BRIEF: Which lines include the word "hard"? Copy each of them.

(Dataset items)

··········

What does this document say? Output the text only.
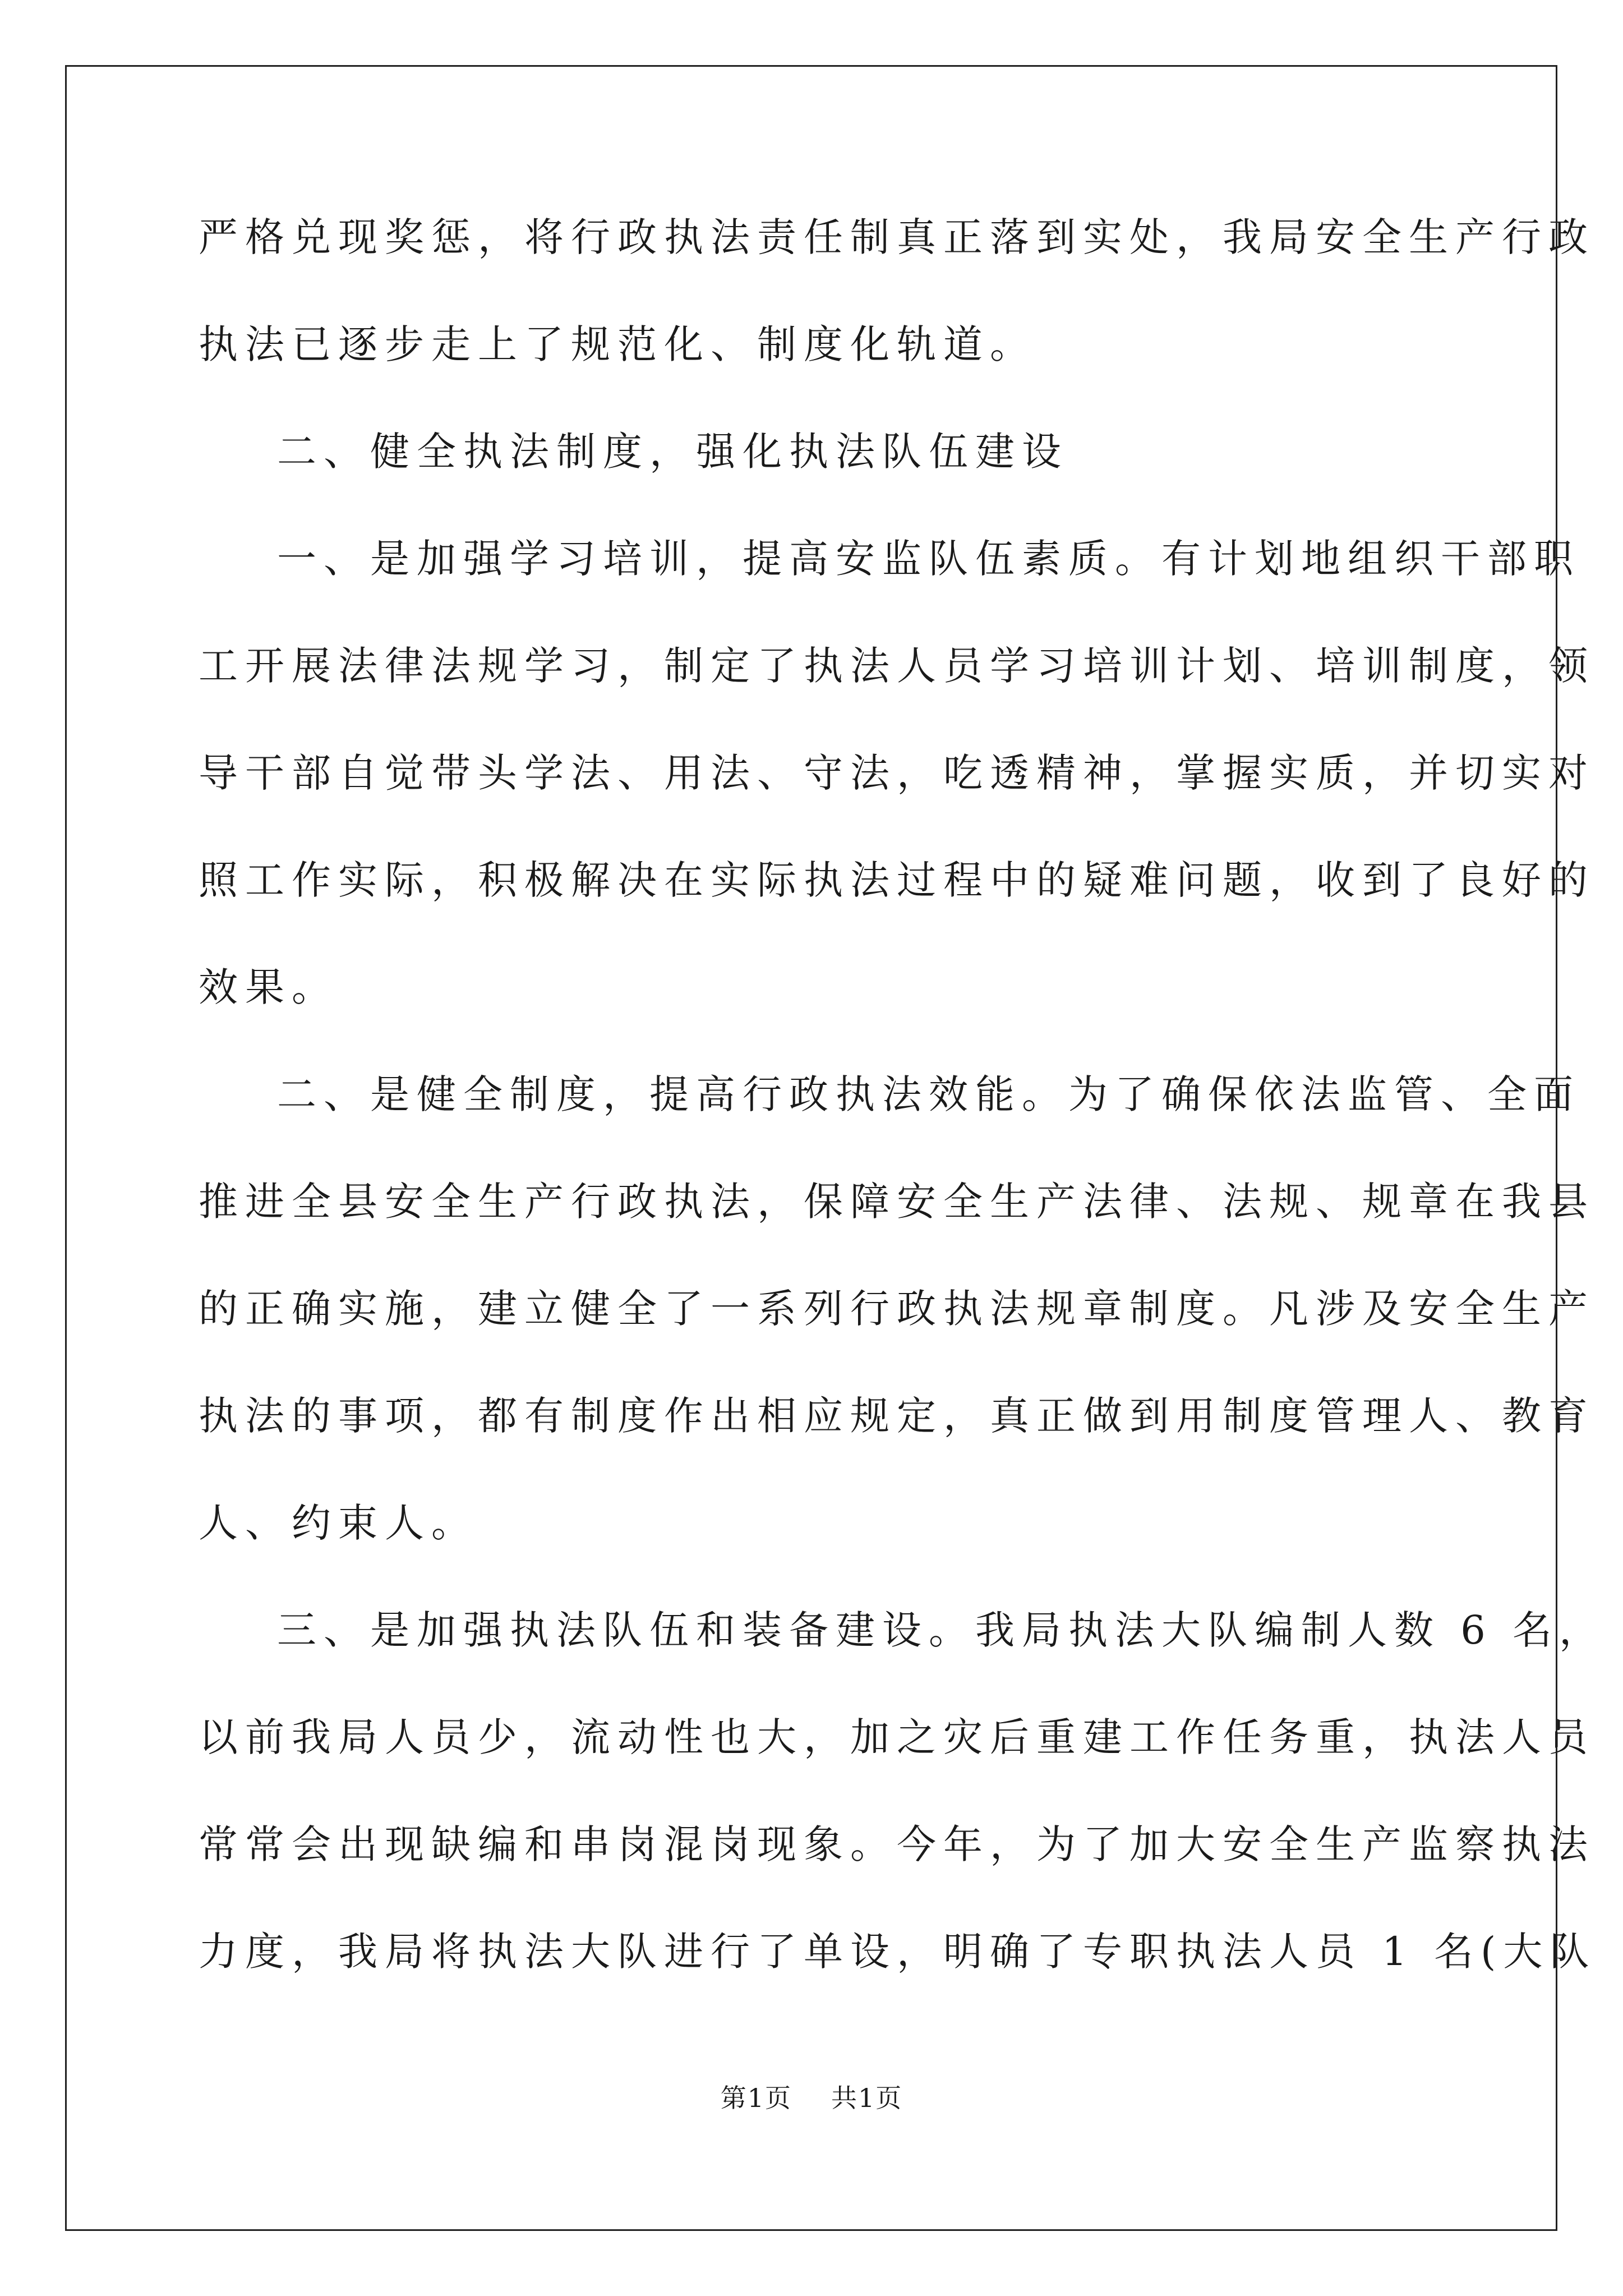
严格兑现奖惩，将行政执法责任制真正落到实处，我局安全生产行政
执法已逐步走上了规范化、制度化轨道。
二、健全执法制度，强化执法队伍建设
一、是加强学习培训，提高安监队伍素质。有计划地组织干部职
工开展法律法规学习，制定了执法人员学习培训计划、培训制度，领
导干部自觉带头学法、用法、守法，吃透精神，掌握实质，并切实对
照工作实际，积极解决在实际执法过程中的疑难问题，收到了良好的
效果。
二、是健全制度，提高行政执法效能。为了确保依法监管、全面
推进全县安全生产行政执法，保障安全生产法律、法规、规章在我县
的正确实施，建立健全了一系列行政执法规章制度。凡涉及安全生产
执法的事项，都有制度作出相应规定，真正做到用制度管理人、教育
人、约束人。
三、是加强执法队伍和装备建设。我局执法大队编制人数 6 名，
以前我局人员少，流动性也大，加之灾后重建工作任务重，执法人员
常常会出现缺编和串岗混岗现象。今年，为了加大安全生产监察执法
力度，我局将执法大队进行了单设，明确了专职执法人员 1 名(大队
第1页 共1页
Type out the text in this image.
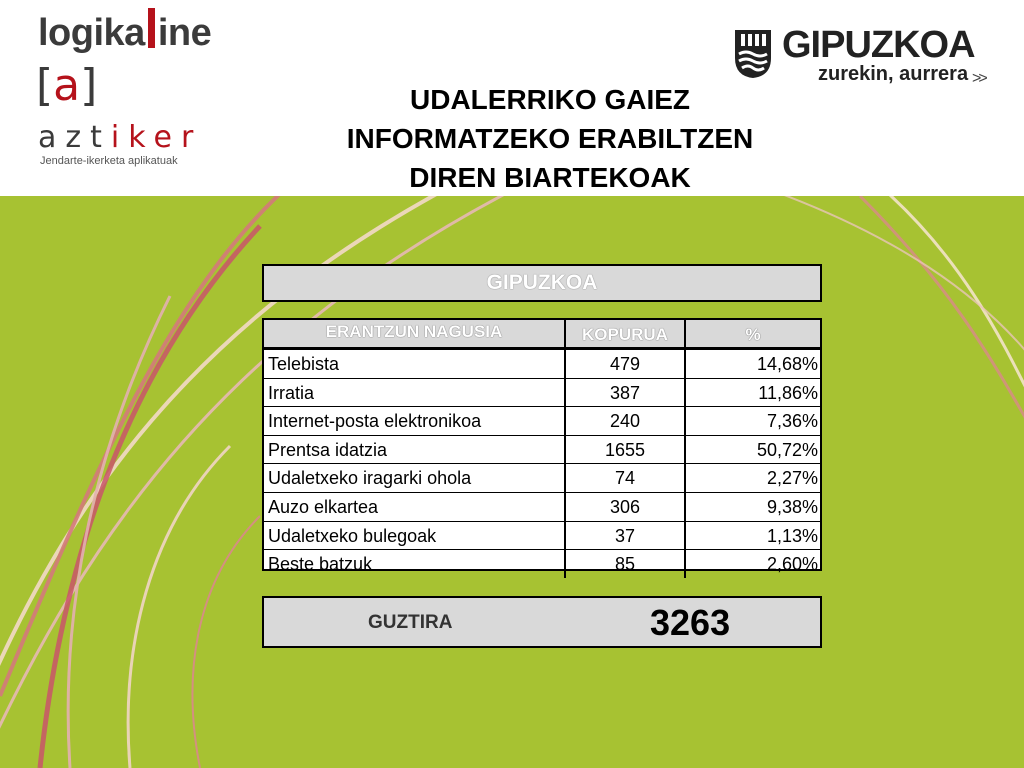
logika ine
[a]
aztiker
Jendarte-ikerketa aplikatuak
GIPUZKOA
zurekin, aurrera >>
UDALERRIKO GAIEZ
INFORMATZEKO ERABILTZEN
DIREN BIARTEKOAK
GIPUZKOA
ERANTZUN NAGUSIA	KOPURUA	%
Telebista	479	14,68%
Irratia	387	11,86%
Internet-posta elektronikoa	240	7,36%
Prentsa idatzia	1655	50,72%
Udaletxeko iragarki ohola	74	2,27%
Auzo elkartea	306	9,38%
Udaletxeko bulegoak	37	1,13%
Beste batzuk	85	2,60%
GUZTIRA	3263
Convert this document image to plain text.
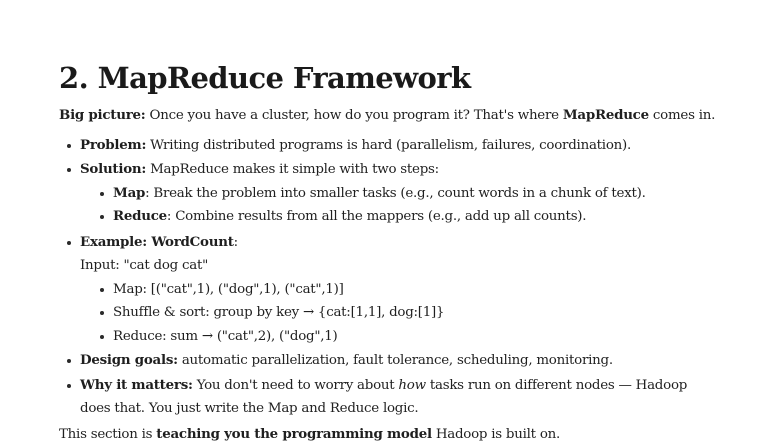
2. MapReduce Framework
Big picture: Once you have a cluster, how do you program it? That's where MapReduce comes in.
Problem: Writing distributed programs is hard (parallelism, failures, coordination).
Solution: MapReduce makes it simple with two steps:
Map: Break the problem into smaller tasks (e.g., count words in a chunk of text).
Reduce: Combine results from all the mappers (e.g., add up all counts).
Example: WordCount:
Input: "cat dog cat"
Map: [("cat",1), ("dog",1), ("cat",1)]
Shuffle & sort: group by key → {cat:[1,1], dog:[1]}
Reduce: sum → ("cat",2), ("dog",1)
Design goals: automatic parallelization, fault tolerance, scheduling, monitoring.
Why it matters: You don't need to worry about how tasks run on different nodes — Hadoop
does that. You just write the Map and Reduce logic.
This section is teaching you the programming model Hadoop is built on.
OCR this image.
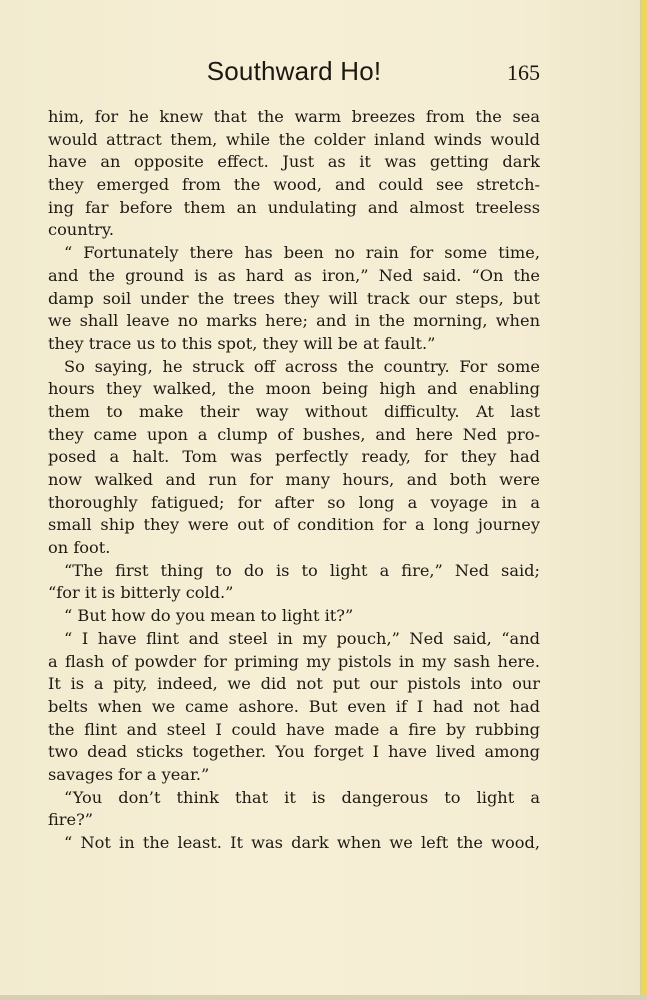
Southward Ho!	165
him, for he knew that the warm breezes from the sea
would attract them, while the colder inland winds would
have an opposite effect. Just as it was getting dark
they emerged from the wood, and could see stretch-
ing far before them an undulating and almost treeless
country.
“ Fortunately there has been no rain for some time,
and the ground is as hard as iron,” Ned said. “On the
damp soil under the trees they will track our steps, but
we shall leave no marks here; and in the morning, when
they trace us to this spot, they will be at fault.”
So saying, he struck off across the country. For some
hours they walked, the moon being high and enabling
them to make their way without difficulty. At last
they came upon a clump of bushes, and here Ned pro-
posed a halt. Tom was perfectly ready, for they had
now walked and run for many hours, and both were
thoroughly fatigued; for after so long a voyage in a
small ship they were out of condition for a long journey
on foot.
“The first thing to do is to light a fire,” Ned said;
“for it is bitterly cold.”
“ But how do you mean to light it?”
“ I have flint and steel in my pouch,” Ned said, “and
a flash of powder for priming my pistols in my sash here.
It is a pity, indeed, we did not put our pistols into our
belts when we came ashore. But even if I had not had
the flint and steel I could have made a fire by rubbing
two dead sticks together. You forget I have lived among
savages for a year.”
“You don’t think that it is dangerous to light a
fire?”
“ Not in the least. It was dark when we left the wood,
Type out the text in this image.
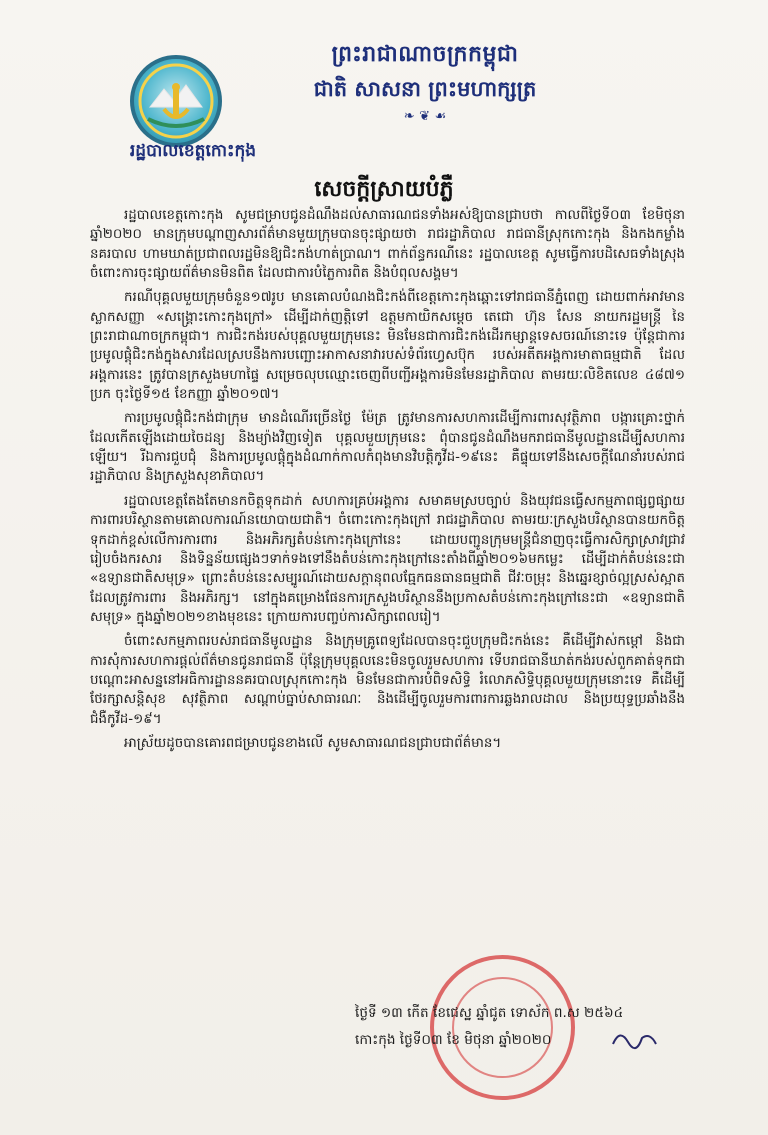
រដ្ឋបាលខេត្តកោះកុង
ព្រះរាជាណាចក្រកម្ពុជា
ជាតិ សាសនា ព្រះមហាក្សត្រ
❧ ❦ ☙
សេចក្តីស្រាយបំភ្លឺ

រដ្ឋបាលខេត្តកោះកុង សូមជម្រាបជូនដំណឹងដល់សាធារណជនទាំងអស់ឱ្យបានជ្រាបថា កាលពីថ្ងៃទី០៣ ខែមិថុនា ឆ្នាំ២០២០ មានក្រុមបណ្តាញសារព័ត៌មានមួយក្រុមបានចុះផ្សាយថា រាជរដ្ឋាភិបាល រាជធានីស្រុកកោះកុង និងកងកម្លាំងនគរបាល ហាមឃាត់ប្រជាពលរដ្ឋមិនឱ្យជិះកង់ហាត់ប្រាណ។ ពាក់ព័ន្ធករណីនេះ រដ្ឋបាលខេត្ត សូមធ្វើការបដិសេធទាំងស្រុងចំពោះការចុះផ្សាយព័ត៌មានមិនពិត ដែលជាការបំភ្លៃការពិត និងបំពុលសង្គម។

ករណីបុគ្គលមួយក្រុមចំនួន១៧រូប មានគោលបំណងជិះកង់ពីខេត្តកោះកុងឆ្ពោះទៅរាជធានីភ្នំពេញ ដោយពាក់អាវមានស្លាកសញ្ញា «សង្គ្រោះកោះកុងក្រៅ» ដើម្បីដាក់ញត្តិទៅ ឧត្តមកាយិកសម្តេច តេជោ ហ៊ុន សែន នាយករដ្ឋមន្ត្រី នៃព្រះរាជាណាចក្រកម្ពុជា។ ការជិះកង់របស់បុគ្គលមួយក្រុមនេះ មិនមែនជាការជិះកង់ដើរកម្សាន្តទេសចរណ៍នោះទេ ប៉ុន្តែជាការប្រមូលផ្តុំជិះកង់ក្នុងសារដែលស្របនឹងការបញ្ឆោះអាកាសនាវារបស់ទំព័រហ្វេសប៊ុក របស់អតីតអង្គការមាតាធម្មជាតិ ដែលអង្គការនេះ ត្រូវបានក្រសួងមហាផ្ទៃ សម្រេចលុបឈ្មោះចេញពីបញ្ជីអង្គការមិនមែនរដ្ឋាភិបាល តាមរយៈលិខិតលេខ ៤៨៧១ ប្រក ចុះថ្ងៃទី១៥ ខែកញ្ញា ឆ្នាំ២០១៧។

ការប្រមូលផ្តុំជិះកង់ជាក្រុម មានដំណើរច្រើនថ្ងៃ ម៉ែត្រ ត្រូវមានការសហការដើម្បីការពារសុវត្ថិភាព បង្ការគ្រោះថ្នាក់ដែលកើតឡើងដោយចៃដន្យ និងម្យ៉ាងវិញទៀត បុគ្គលមួយក្រុមនេះ ពុំបានជូនដំណឹងមករាជធានីមូលដ្ឋានដើម្បីសហការឡើយ។ រីឯការជួបជុំ និងការប្រមូលផ្តុំក្នុងដំណាក់កាលកំពុងមានវិបត្តិកូវីដ-១៩នេះ គឺផ្ទុយទៅនឹងសេចក្តីណែនាំរបស់រាជរដ្ឋាភិបាល និងក្រសួងសុខាភិបាល។

រដ្ឋបាលខេត្តតែងតែមានកចិត្តទុកដាក់ សហការគ្រប់អង្គការ សមាគមស្របច្បាប់ និងយុវជនធ្វើសកម្មភាពផ្សព្វផ្សាយការពារបរិស្ថានតាមគោលការណ៍នយោបាយជាតិ។ ចំពោះកោះកុងក្រៅ រាជរដ្ឋាភិបាល តាមរយៈក្រសួងបរិស្ថានបានយកចិត្តទុកដាក់ខ្ពស់លើការការពារ និងអភិរក្សតំបន់កោះកុងក្រៅនេះ ដោយបញ្ជូនក្រុមមន្ត្រីជំនាញចុះធ្វើការសិក្សាស្រាវជ្រាវរៀបចំងករសារ និងទិន្នន័យផ្សេងៗទាក់ទងទៅនឹងតំបន់កោះកុងក្រៅនេះតាំងពីឆ្នាំ២០១៦មកម្លេះ ដើម្បីដាក់តំបន់នេះជា «ឧទ្យានជាតិសមុទ្រ» ព្រោះតំបន់នេះសម្បូរណ៍ដោយសក្តានុពលធ្មែកធនធានធម្មជាតិ ជីវៈចម្រុះ និងឆ្នេរខ្សាច់ល្អស្រស់ស្អាត ដែលត្រូវការពារ និងអភិរក្ស។ នៅក្នុងគម្រោងផែនការក្រសួងបរិស្ថាននឹងប្រកាសតំបន់កោះកុងក្រៅនេះជា «ឧទ្យានជាតិសមុទ្រ» ក្នុងឆ្នាំ២០២១ខាងមុខនេះ ក្រោយការបញ្ចប់ការសិក្សាពេលរៀ។

ចំពោះសកម្មភាពរបស់រាជធានីមូលដ្ឋាន និងក្រុមគ្រូពេទ្យដែលបានចុះជួបក្រុមជិះកង់នេះ គឺដើម្បីវាស់កម្តៅ និងជាការសុំការសហការផ្តល់ព័ត៌មានជូនរាជធានី ប៉ុន្តែក្រុមបុគ្គលនេះមិនចូលរួមសហការ ទើបរាជធានីឃាត់កង់របស់ពួកគាត់ទុកជាបណ្តោះអាសន្ននៅអធិការដ្ឋាននគរបាលស្រុកកោះកុង មិនមែនជាការបំពិទសិទ្ធិ រំលោភសិទ្ធិបុគ្គលមួយក្រុមនោះទេ គឺដើម្បីថែរក្សាសន្តិសុខ សុវត្ថិភាព សណ្តាប់ធ្នាប់សាធារណៈ និងដើម្បីចូលរួមការពារការឆ្លងរាលដាល និងប្រយុទ្ធប្រឆាំងនឹងជំងឺកូវីដ-១៩។

អាស្រ័យដូចបានគោរពជម្រាបជូនខាងលើ សូមសាធារណជនជ្រាបជាព័ត៌មាន។

ថ្ងៃទី ១៣ កើត ខែជេស្ឋ ឆ្នាំជូត ទោស័ក ព.ស ២៥៦៤
កោះកុង ថ្ងៃទី០៣ ខែ មិថុនា ឆ្នាំ២០២០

··········

FINISHED EXERCISE:
Problem: Writing distributed programs is hard (parallelism, failures, coordination).
and the ground is as hard as iron,” Ned said. “On the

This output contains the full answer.